Action item:
Write the listing below out again word for word, without a single picture.

Supplied material:
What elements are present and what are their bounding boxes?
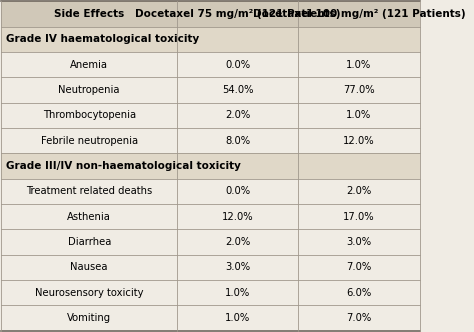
Text: Side Effects: Side Effects — [54, 9, 124, 19]
Text: 77.0%: 77.0% — [343, 85, 375, 95]
Text: 8.0%: 8.0% — [225, 136, 250, 146]
Text: 54.0%: 54.0% — [222, 85, 254, 95]
Bar — [1, 153, 419, 179]
Text: Vomiting: Vomiting — [67, 313, 111, 323]
Bar — [1, 103, 419, 128]
Text: Treatment related deaths: Treatment related deaths — [26, 186, 152, 196]
Text: Thrombocytopenia: Thrombocytopenia — [43, 110, 136, 121]
Bar — [1, 280, 419, 305]
Bar — [1, 1, 177, 27]
Text: Anemia: Anemia — [70, 60, 108, 70]
Text: 3.0%: 3.0% — [225, 262, 250, 272]
Text: 7.0%: 7.0% — [346, 313, 372, 323]
Text: 1.0%: 1.0% — [346, 60, 372, 70]
Text: Docetaxel 100 mg/m² (121 Patients): Docetaxel 100 mg/m² (121 Patients) — [253, 9, 465, 19]
Bar — [1, 204, 419, 229]
Text: 1.0%: 1.0% — [225, 313, 250, 323]
Bar — [177, 1, 298, 27]
Text: 1.0%: 1.0% — [225, 288, 250, 297]
Bar — [1, 128, 419, 153]
Text: 12.0%: 12.0% — [343, 136, 375, 146]
Text: Grade III/IV non-haematological toxicity: Grade III/IV non-haematological toxicity — [6, 161, 240, 171]
Text: Nausea: Nausea — [71, 262, 108, 272]
Bar — [1, 77, 419, 103]
Bar — [1, 305, 419, 331]
Text: 3.0%: 3.0% — [346, 237, 372, 247]
Text: Asthenia: Asthenia — [67, 211, 111, 222]
Text: Neurosensory toxicity: Neurosensory toxicity — [35, 288, 144, 297]
Text: Diarrhea: Diarrhea — [67, 237, 111, 247]
Text: Grade IV haematological toxicity: Grade IV haematological toxicity — [6, 35, 199, 44]
Text: 0.0%: 0.0% — [225, 60, 250, 70]
Text: 2.0%: 2.0% — [346, 186, 372, 196]
Text: 12.0%: 12.0% — [222, 211, 254, 222]
Text: Docetaxel 75 mg/m² (121 Patients): Docetaxel 75 mg/m² (121 Patients) — [135, 9, 340, 19]
Text: Febrile neutropenia: Febrile neutropenia — [41, 136, 138, 146]
Bar — [1, 179, 419, 204]
Text: Neutropenia: Neutropenia — [58, 85, 120, 95]
Text: 17.0%: 17.0% — [343, 211, 375, 222]
Text: 2.0%: 2.0% — [225, 110, 250, 121]
Bar — [1, 229, 419, 255]
Bar — [1, 255, 419, 280]
Bar — [1, 27, 419, 52]
Bar — [298, 1, 419, 27]
Text: 1.0%: 1.0% — [346, 110, 372, 121]
Text: 6.0%: 6.0% — [346, 288, 372, 297]
Text: 2.0%: 2.0% — [225, 237, 250, 247]
Text: 7.0%: 7.0% — [346, 262, 372, 272]
Text: 0.0%: 0.0% — [225, 186, 250, 196]
Bar — [1, 52, 419, 77]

Written solution:
What elements are present and what are their bounding boxes?
Text: Side Effects: Side Effects — [54, 9, 124, 19]
Text: 77.0%: 77.0% — [343, 85, 375, 95]
Text: 8.0%: 8.0% — [225, 136, 250, 146]
Text: 54.0%: 54.0% — [222, 85, 254, 95]
Bar — [1, 153, 419, 179]
Text: Vomiting: Vomiting — [67, 313, 111, 323]
Bar — [1, 103, 419, 128]
Text: Treatment related deaths: Treatment related deaths — [26, 186, 152, 196]
Text: Thrombocytopenia: Thrombocytopenia — [43, 110, 136, 121]
Bar — [1, 280, 419, 305]
Bar — [1, 1, 177, 27]
Text: Anemia: Anemia — [70, 60, 108, 70]
Text: 3.0%: 3.0% — [225, 262, 250, 272]
Text: 7.0%: 7.0% — [346, 313, 372, 323]
Text: 1.0%: 1.0% — [346, 60, 372, 70]
Text: Docetaxel 100 mg/m² (121 Patients): Docetaxel 100 mg/m² (121 Patients) — [253, 9, 465, 19]
Bar — [1, 204, 419, 229]
Text: 1.0%: 1.0% — [225, 313, 250, 323]
Bar — [177, 1, 298, 27]
Text: 1.0%: 1.0% — [225, 288, 250, 297]
Bar — [1, 128, 419, 153]
Text: 12.0%: 12.0% — [343, 136, 375, 146]
Text: Grade III/IV non-haematological toxicity: Grade III/IV non-haematological toxicity — [6, 161, 240, 171]
Text: Nausea: Nausea — [71, 262, 108, 272]
Bar — [1, 77, 419, 103]
Bar — [1, 305, 419, 331]
Text: 3.0%: 3.0% — [346, 237, 372, 247]
Text: Asthenia: Asthenia — [67, 211, 111, 222]
Text: Neurosensory toxicity: Neurosensory toxicity — [35, 288, 144, 297]
Text: Diarrhea: Diarrhea — [67, 237, 111, 247]
Text: Grade IV haematological toxicity: Grade IV haematological toxicity — [6, 35, 199, 44]
Text: 0.0%: 0.0% — [225, 60, 250, 70]
Text: 2.0%: 2.0% — [346, 186, 372, 196]
Text: 12.0%: 12.0% — [222, 211, 254, 222]
Text: Docetaxel 75 mg/m² (121 Patients): Docetaxel 75 mg/m² (121 Patients) — [135, 9, 340, 19]
Text: Febrile neutropenia: Febrile neutropenia — [41, 136, 138, 146]
Bar — [1, 179, 419, 204]
Text: Neutropenia: Neutropenia — [58, 85, 120, 95]
Text: 17.0%: 17.0% — [343, 211, 375, 222]
Text: 2.0%: 2.0% — [225, 110, 250, 121]
Bar — [1, 229, 419, 255]
Bar — [1, 255, 419, 280]
Bar — [1, 27, 419, 52]
Bar — [298, 1, 419, 27]
Text: 1.0%: 1.0% — [346, 110, 372, 121]
Text: 6.0%: 6.0% — [346, 288, 372, 297]
Text: 2.0%: 2.0% — [225, 237, 250, 247]
Text: 7.0%: 7.0% — [346, 262, 372, 272]
Text: 0.0%: 0.0% — [225, 186, 250, 196]
Bar — [1, 52, 419, 77]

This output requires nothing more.